▶ DIRECTION
State how many lines in the records hold the word "image", giving the number and no other text.

▶ DATA ENTRIES
(begin)

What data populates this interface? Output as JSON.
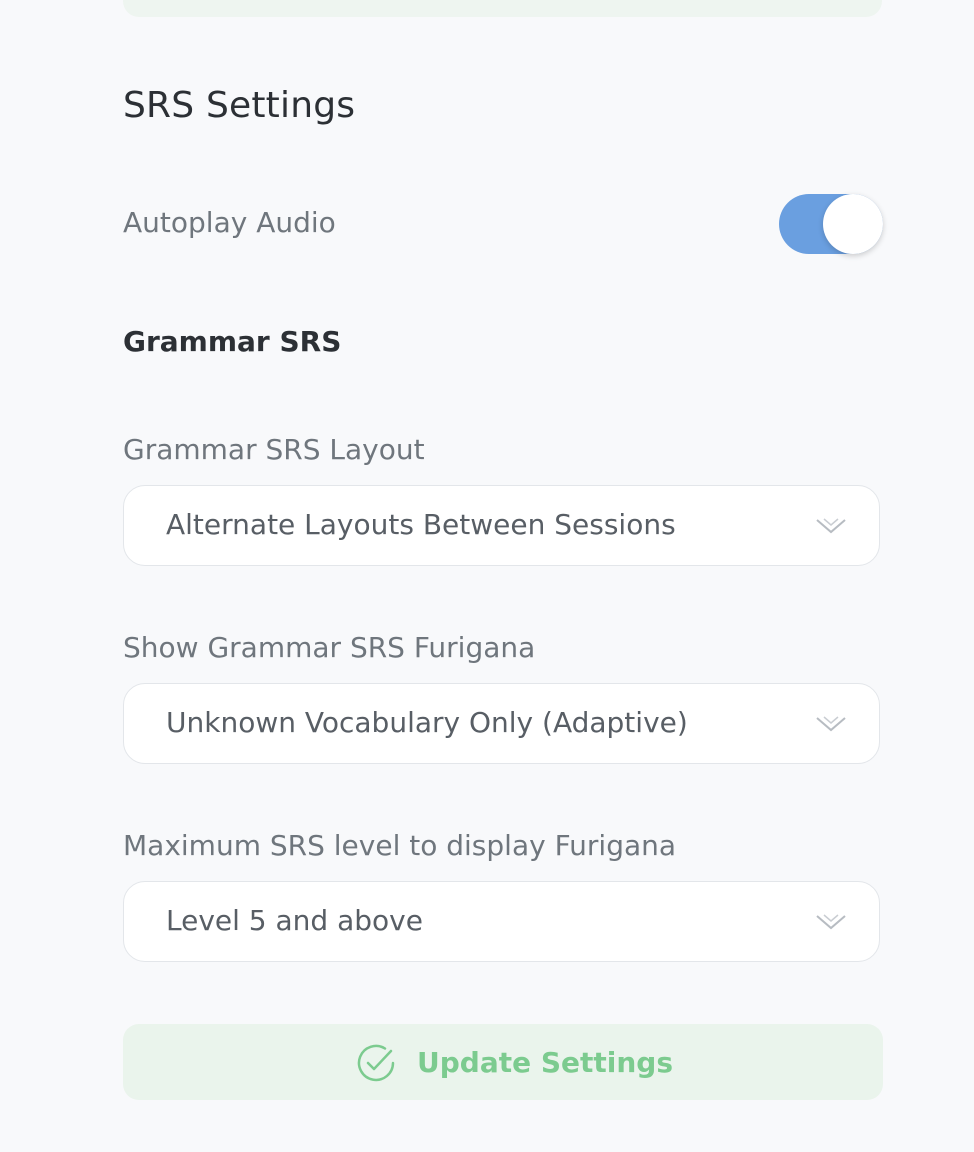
{
  "srs_settings": {
    "title": "SRS Settings",
    "autoplay_audio": {
      "label": "Autoplay Audio",
      "enabled": true
    },
    "grammar_srs": {
      "heading": "Grammar SRS",
      "layout": {
        "label": "Grammar SRS Layout",
        "value": "Alternate Layouts Between Sessions"
      },
      "furigana": {
        "label": "Show Grammar SRS Furigana",
        "value": "Unknown Vocabulary Only (Adaptive)"
      },
      "max_level": {
        "label": "Maximum SRS level to display Furigana",
        "value": "Level 5 and above"
      }
    },
    "update_button": {
      "label": "Update Settings"
    }
  },
  "icons": {
    "dropdown": "chevron-down-icon",
    "update": "check-circle-icon"
  },
  "colors": {
    "toggle_on": "#6a9fe0",
    "update_text": "#7ccb8f",
    "update_bg": "#eaf4ec"
  }
}
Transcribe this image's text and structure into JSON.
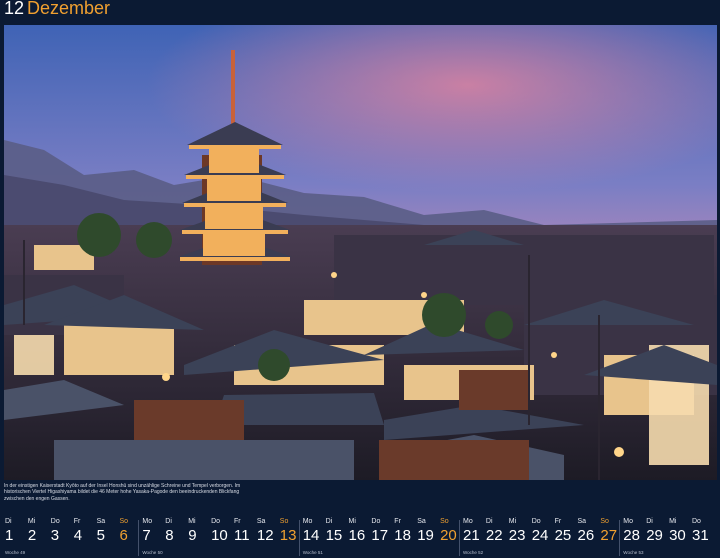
{
  "header": {
    "month_number": "12",
    "month_name": "Dezember"
  },
  "colors": {
    "accent": "#f0a030",
    "background": "#0b1a33"
  },
  "photo": {
    "subject": "pagoda-cityscape-image"
  },
  "caption": "In der einstigen Kaiserstadt Kyōto auf der Insel Honshū sind unzählige Schreine und Tempel verborgen. Im historischen Viertel Higashiyama bildet die 46 Meter hohe Yasaka-Pagode den beeindruckenden Blickfang zwischen den engen Gassen.",
  "calendar": {
    "days": [
      {
        "dow": "Di",
        "num": "1",
        "sunday": false
      },
      {
        "dow": "Mi",
        "num": "2",
        "sunday": false
      },
      {
        "dow": "Do",
        "num": "3",
        "sunday": false
      },
      {
        "dow": "Fr",
        "num": "4",
        "sunday": false
      },
      {
        "dow": "Sa",
        "num": "5",
        "sunday": false
      },
      {
        "dow": "So",
        "num": "6",
        "sunday": true
      },
      {
        "dow": "Mo",
        "num": "7",
        "sunday": false
      },
      {
        "dow": "Di",
        "num": "8",
        "sunday": false
      },
      {
        "dow": "Mi",
        "num": "9",
        "sunday": false
      },
      {
        "dow": "Do",
        "num": "10",
        "sunday": false
      },
      {
        "dow": "Fr",
        "num": "11",
        "sunday": false
      },
      {
        "dow": "Sa",
        "num": "12",
        "sunday": false
      },
      {
        "dow": "So",
        "num": "13",
        "sunday": true
      },
      {
        "dow": "Mo",
        "num": "14",
        "sunday": false
      },
      {
        "dow": "Di",
        "num": "15",
        "sunday": false
      },
      {
        "dow": "Mi",
        "num": "16",
        "sunday": false
      },
      {
        "dow": "Do",
        "num": "17",
        "sunday": false
      },
      {
        "dow": "Fr",
        "num": "18",
        "sunday": false
      },
      {
        "dow": "Sa",
        "num": "19",
        "sunday": false
      },
      {
        "dow": "So",
        "num": "20",
        "sunday": true
      },
      {
        "dow": "Mo",
        "num": "21",
        "sunday": false
      },
      {
        "dow": "Di",
        "num": "22",
        "sunday": false
      },
      {
        "dow": "Mi",
        "num": "23",
        "sunday": false
      },
      {
        "dow": "Do",
        "num": "24",
        "sunday": false
      },
      {
        "dow": "Fr",
        "num": "25",
        "sunday": false
      },
      {
        "dow": "Sa",
        "num": "26",
        "sunday": false
      },
      {
        "dow": "So",
        "num": "27",
        "sunday": true
      },
      {
        "dow": "Mo",
        "num": "28",
        "sunday": false
      },
      {
        "dow": "Di",
        "num": "29",
        "sunday": false
      },
      {
        "dow": "Mi",
        "num": "30",
        "sunday": false
      },
      {
        "dow": "Do",
        "num": "31",
        "sunday": false
      }
    ],
    "weeks": [
      {
        "label": "Woche 49",
        "day_index": 0
      },
      {
        "label": "Woche 50",
        "day_index": 6
      },
      {
        "label": "Woche 51",
        "day_index": 13
      },
      {
        "label": "Woche 52",
        "day_index": 20
      },
      {
        "label": "Woche 53",
        "day_index": 27
      }
    ]
  }
}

(end)

▶ RESPONSE
2